- [DIRECTION]:
Can you find the lines of the listing that include "Royal" and copy every one?

(Rows from a dataset)
# # # # # # #
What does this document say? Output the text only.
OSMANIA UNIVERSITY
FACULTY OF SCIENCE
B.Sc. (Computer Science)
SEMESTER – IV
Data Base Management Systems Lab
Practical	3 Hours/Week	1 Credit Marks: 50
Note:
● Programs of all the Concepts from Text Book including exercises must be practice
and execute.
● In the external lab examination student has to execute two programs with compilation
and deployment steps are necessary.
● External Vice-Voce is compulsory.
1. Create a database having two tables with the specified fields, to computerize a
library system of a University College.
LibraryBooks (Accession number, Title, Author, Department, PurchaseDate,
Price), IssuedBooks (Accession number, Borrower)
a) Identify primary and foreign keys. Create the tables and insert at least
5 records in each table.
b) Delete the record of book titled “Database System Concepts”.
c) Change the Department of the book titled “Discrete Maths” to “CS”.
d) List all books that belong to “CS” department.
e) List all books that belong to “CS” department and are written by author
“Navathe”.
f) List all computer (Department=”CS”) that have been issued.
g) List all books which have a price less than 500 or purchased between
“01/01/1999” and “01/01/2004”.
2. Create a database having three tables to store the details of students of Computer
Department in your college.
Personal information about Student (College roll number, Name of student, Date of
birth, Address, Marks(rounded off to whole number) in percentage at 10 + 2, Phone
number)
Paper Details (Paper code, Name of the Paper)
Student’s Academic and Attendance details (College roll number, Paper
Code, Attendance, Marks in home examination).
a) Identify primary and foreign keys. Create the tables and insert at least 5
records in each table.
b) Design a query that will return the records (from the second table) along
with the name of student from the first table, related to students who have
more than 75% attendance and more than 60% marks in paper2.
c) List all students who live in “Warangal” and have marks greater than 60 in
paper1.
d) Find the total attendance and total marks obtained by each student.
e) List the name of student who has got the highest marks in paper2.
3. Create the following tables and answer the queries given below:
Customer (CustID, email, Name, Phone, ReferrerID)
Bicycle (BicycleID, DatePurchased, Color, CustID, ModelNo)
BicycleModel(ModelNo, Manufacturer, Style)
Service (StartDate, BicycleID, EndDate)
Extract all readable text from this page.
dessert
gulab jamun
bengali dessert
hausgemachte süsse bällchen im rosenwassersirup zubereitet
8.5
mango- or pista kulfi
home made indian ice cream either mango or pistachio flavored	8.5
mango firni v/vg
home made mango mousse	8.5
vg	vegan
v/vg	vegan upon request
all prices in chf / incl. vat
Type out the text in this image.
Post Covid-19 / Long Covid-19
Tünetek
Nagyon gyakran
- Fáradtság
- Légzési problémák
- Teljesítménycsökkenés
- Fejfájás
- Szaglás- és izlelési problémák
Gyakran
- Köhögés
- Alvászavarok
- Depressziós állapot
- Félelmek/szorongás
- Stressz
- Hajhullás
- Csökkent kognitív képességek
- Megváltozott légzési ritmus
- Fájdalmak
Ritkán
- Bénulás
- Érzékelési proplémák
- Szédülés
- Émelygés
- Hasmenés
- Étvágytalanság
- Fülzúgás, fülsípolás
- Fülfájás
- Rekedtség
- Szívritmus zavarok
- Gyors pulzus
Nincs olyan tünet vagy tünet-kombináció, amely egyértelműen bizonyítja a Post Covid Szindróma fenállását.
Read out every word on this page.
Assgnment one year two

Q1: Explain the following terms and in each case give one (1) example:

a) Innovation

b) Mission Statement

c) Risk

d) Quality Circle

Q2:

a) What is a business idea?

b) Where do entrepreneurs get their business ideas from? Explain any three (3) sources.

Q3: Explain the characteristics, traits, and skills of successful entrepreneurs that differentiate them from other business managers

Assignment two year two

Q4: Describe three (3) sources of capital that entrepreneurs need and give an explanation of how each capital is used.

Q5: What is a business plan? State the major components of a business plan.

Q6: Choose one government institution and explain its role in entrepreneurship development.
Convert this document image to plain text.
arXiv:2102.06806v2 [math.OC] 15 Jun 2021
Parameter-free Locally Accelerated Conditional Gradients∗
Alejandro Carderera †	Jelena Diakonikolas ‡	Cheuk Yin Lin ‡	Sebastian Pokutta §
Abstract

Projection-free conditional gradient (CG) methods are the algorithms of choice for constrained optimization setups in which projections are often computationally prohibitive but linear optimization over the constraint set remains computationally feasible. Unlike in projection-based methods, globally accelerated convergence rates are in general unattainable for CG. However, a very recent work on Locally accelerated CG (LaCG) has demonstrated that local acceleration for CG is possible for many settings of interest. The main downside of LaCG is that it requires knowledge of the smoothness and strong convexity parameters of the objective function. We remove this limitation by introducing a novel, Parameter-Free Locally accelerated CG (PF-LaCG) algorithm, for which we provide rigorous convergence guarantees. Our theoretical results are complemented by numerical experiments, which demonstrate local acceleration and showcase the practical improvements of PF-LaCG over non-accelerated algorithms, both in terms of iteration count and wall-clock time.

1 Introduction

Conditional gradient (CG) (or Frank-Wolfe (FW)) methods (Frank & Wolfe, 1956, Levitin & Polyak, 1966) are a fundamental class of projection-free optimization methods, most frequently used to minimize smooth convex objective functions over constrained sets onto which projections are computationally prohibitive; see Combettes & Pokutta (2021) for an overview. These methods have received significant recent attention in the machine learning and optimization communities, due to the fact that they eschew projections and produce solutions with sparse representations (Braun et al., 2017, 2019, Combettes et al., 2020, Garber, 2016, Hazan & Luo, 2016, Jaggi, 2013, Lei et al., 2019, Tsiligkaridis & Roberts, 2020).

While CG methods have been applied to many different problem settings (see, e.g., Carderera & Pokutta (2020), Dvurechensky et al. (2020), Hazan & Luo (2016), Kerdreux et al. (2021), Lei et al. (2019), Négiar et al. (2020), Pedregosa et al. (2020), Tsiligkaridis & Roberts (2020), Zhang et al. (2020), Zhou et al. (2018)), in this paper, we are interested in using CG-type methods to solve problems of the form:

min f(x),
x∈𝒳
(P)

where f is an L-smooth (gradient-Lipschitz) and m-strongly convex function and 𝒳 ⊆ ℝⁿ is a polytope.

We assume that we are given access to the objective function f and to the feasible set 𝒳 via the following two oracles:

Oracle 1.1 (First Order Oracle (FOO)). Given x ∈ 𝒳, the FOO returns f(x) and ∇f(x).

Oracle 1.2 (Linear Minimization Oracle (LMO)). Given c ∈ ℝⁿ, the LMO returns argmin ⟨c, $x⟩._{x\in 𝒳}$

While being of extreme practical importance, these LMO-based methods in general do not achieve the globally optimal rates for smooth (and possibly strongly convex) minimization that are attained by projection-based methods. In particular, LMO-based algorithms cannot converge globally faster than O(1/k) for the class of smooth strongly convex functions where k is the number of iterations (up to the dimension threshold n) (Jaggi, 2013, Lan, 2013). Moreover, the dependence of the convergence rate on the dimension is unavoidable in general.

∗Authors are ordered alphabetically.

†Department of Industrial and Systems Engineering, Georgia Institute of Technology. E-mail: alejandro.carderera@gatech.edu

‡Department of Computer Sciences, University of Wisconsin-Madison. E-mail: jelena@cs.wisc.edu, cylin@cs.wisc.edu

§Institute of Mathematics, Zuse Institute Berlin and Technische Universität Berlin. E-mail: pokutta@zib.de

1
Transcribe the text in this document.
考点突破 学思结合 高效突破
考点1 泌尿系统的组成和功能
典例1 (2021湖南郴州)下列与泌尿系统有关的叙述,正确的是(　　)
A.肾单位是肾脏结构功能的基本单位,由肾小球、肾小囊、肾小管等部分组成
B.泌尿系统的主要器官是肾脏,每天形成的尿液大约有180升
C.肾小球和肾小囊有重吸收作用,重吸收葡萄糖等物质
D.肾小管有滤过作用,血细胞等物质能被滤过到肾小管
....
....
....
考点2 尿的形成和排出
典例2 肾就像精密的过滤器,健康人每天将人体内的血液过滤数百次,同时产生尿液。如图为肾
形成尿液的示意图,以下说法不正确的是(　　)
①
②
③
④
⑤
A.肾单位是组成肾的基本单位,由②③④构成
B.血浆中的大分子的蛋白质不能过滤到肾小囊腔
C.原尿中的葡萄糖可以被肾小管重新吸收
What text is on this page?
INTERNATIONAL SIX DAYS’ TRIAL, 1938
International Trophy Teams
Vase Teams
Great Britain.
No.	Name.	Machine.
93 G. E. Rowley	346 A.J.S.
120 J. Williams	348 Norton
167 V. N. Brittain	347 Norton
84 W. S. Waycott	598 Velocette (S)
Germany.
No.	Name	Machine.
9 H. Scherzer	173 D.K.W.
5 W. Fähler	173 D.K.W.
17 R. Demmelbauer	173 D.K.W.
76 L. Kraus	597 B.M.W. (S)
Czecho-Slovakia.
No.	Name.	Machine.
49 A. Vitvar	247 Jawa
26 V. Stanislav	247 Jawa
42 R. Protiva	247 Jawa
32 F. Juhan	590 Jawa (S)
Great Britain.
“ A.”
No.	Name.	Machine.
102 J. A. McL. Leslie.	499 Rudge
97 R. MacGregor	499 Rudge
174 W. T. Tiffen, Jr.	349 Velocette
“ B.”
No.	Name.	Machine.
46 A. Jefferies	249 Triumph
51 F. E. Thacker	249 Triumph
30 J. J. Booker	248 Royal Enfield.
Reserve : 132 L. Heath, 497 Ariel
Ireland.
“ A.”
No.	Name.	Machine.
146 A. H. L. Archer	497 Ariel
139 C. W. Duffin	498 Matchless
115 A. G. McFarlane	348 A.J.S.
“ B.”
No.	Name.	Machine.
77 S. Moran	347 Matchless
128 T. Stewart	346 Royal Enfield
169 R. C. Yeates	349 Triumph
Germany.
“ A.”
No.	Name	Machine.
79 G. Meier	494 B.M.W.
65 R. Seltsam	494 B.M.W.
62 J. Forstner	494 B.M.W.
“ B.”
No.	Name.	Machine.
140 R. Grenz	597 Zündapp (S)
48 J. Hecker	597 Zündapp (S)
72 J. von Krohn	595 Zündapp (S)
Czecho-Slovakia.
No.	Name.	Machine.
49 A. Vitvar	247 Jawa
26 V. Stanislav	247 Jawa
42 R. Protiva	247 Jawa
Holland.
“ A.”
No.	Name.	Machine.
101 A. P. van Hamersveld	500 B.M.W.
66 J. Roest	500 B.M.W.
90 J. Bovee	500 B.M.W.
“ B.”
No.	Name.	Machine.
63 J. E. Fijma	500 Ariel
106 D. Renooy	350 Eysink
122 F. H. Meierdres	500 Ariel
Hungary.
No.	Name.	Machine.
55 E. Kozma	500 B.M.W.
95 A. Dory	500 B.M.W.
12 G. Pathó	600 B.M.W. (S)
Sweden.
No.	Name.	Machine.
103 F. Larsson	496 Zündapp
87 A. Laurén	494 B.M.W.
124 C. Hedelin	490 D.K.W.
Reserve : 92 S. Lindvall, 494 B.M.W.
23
# # # # # # #
- [THE OUTPUT]:
30 J. J. Booker	248 Royal Enfield.
128 T. Stewart	346 Royal Enfield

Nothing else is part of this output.